What to work on >>
Images are excluded; otherwise, output every record exactly.

Data items
+-------+

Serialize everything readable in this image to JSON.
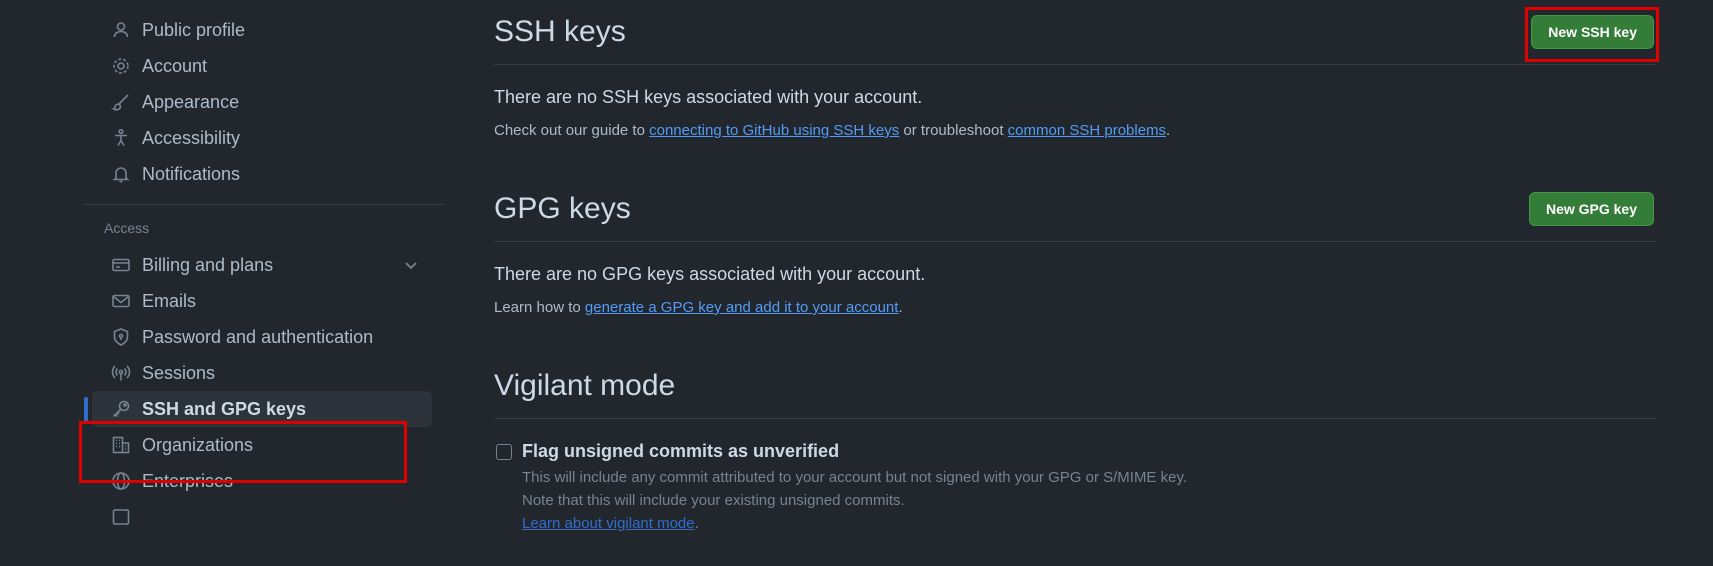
{
  "sidebar": {
    "items_top": [
      {
        "label": "Public profile",
        "icon": "person-icon"
      },
      {
        "label": "Account",
        "icon": "gear-icon"
      },
      {
        "label": "Appearance",
        "icon": "paintbrush-icon"
      },
      {
        "label": "Accessibility",
        "icon": "accessibility-icon"
      },
      {
        "label": "Notifications",
        "icon": "bell-icon"
      }
    ],
    "section_access": "Access",
    "items_access": [
      {
        "label": "Billing and plans",
        "icon": "credit-card-icon"
      },
      {
        "label": "Emails",
        "icon": "mail-icon"
      },
      {
        "label": "Password and authentication",
        "icon": "shield-icon"
      },
      {
        "label": "Sessions",
        "icon": "broadcast-icon"
      },
      {
        "label": "SSH and GPG keys",
        "icon": "key-icon",
        "active": true
      },
      {
        "label": "Organizations",
        "icon": "organization-icon"
      },
      {
        "label": "Enterprises",
        "icon": "globe-icon"
      }
    ]
  },
  "ssh": {
    "title": "SSH keys",
    "button": "New SSH key",
    "empty": "There are no SSH keys associated with your account.",
    "guide_prefix": "Check out our guide to ",
    "guide_link": "connecting to GitHub using SSH keys",
    "guide_mid": " or troubleshoot ",
    "guide_link2": "common SSH problems",
    "guide_suffix": "."
  },
  "gpg": {
    "title": "GPG keys",
    "button": "New GPG key",
    "empty": "There are no GPG keys associated with your account.",
    "learn_prefix": "Learn how to ",
    "learn_link": "generate a GPG key and add it to your account",
    "learn_suffix": "."
  },
  "vigilant": {
    "title": "Vigilant mode",
    "checkbox_label": "Flag unsigned commits as unverified",
    "desc1": "This will include any commit attributed to your account but not signed with your GPG or S/MIME key.",
    "desc2": "Note that this will include your existing unsigned commits.",
    "learn_link": "Learn about vigilant mode",
    "learn_suffix": "."
  },
  "colors": {
    "background": "#22272e",
    "accent_link": "#539bf5",
    "button_green": "#347d39",
    "active_indicator": "#316dca",
    "highlight_red": "#e00000"
  }
}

+-------+

Answer below >>
Serialize everything readable in this image to JSON.
{
  "sidebar": {
    "items_top": [
      {
        "label": "Public profile",
        "icon": "person-icon"
      },
      {
        "label": "Account",
        "icon": "gear-icon"
      },
      {
        "label": "Appearance",
        "icon": "paintbrush-icon"
      },
      {
        "label": "Accessibility",
        "icon": "accessibility-icon"
      },
      {
        "label": "Notifications",
        "icon": "bell-icon"
      }
    ],
    "section_access": "Access",
    "items_access": [
      {
        "label": "Billing and plans",
        "icon": "credit-card-icon"
      },
      {
        "label": "Emails",
        "icon": "mail-icon"
      },
      {
        "label": "Password and authentication",
        "icon": "shield-icon"
      },
      {
        "label": "Sessions",
        "icon": "broadcast-icon"
      },
      {
        "label": "SSH and GPG keys",
        "icon": "key-icon",
        "active": true
      },
      {
        "label": "Organizations",
        "icon": "organization-icon"
      },
      {
        "label": "Enterprises",
        "icon": "globe-icon"
      }
    ]
  },
  "ssh": {
    "title": "SSH keys",
    "button": "New SSH key",
    "empty": "There are no SSH keys associated with your account.",
    "guide_prefix": "Check out our guide to ",
    "guide_link": "connecting to GitHub using SSH keys",
    "guide_mid": " or troubleshoot ",
    "guide_link2": "common SSH problems",
    "guide_suffix": "."
  },
  "gpg": {
    "title": "GPG keys",
    "button": "New GPG key",
    "empty": "There are no GPG keys associated with your account.",
    "learn_prefix": "Learn how to ",
    "learn_link": "generate a GPG key and add it to your account",
    "learn_suffix": "."
  },
  "vigilant": {
    "title": "Vigilant mode",
    "checkbox_label": "Flag unsigned commits as unverified",
    "desc1": "This will include any commit attributed to your account but not signed with your GPG or S/MIME key.",
    "desc2": "Note that this will include your existing unsigned commits.",
    "learn_link": "Learn about vigilant mode",
    "learn_suffix": "."
  },
  "colors": {
    "background": "#22272e",
    "accent_link": "#539bf5",
    "button_green": "#347d39",
    "active_indicator": "#316dca",
    "highlight_red": "#e00000"
  }
}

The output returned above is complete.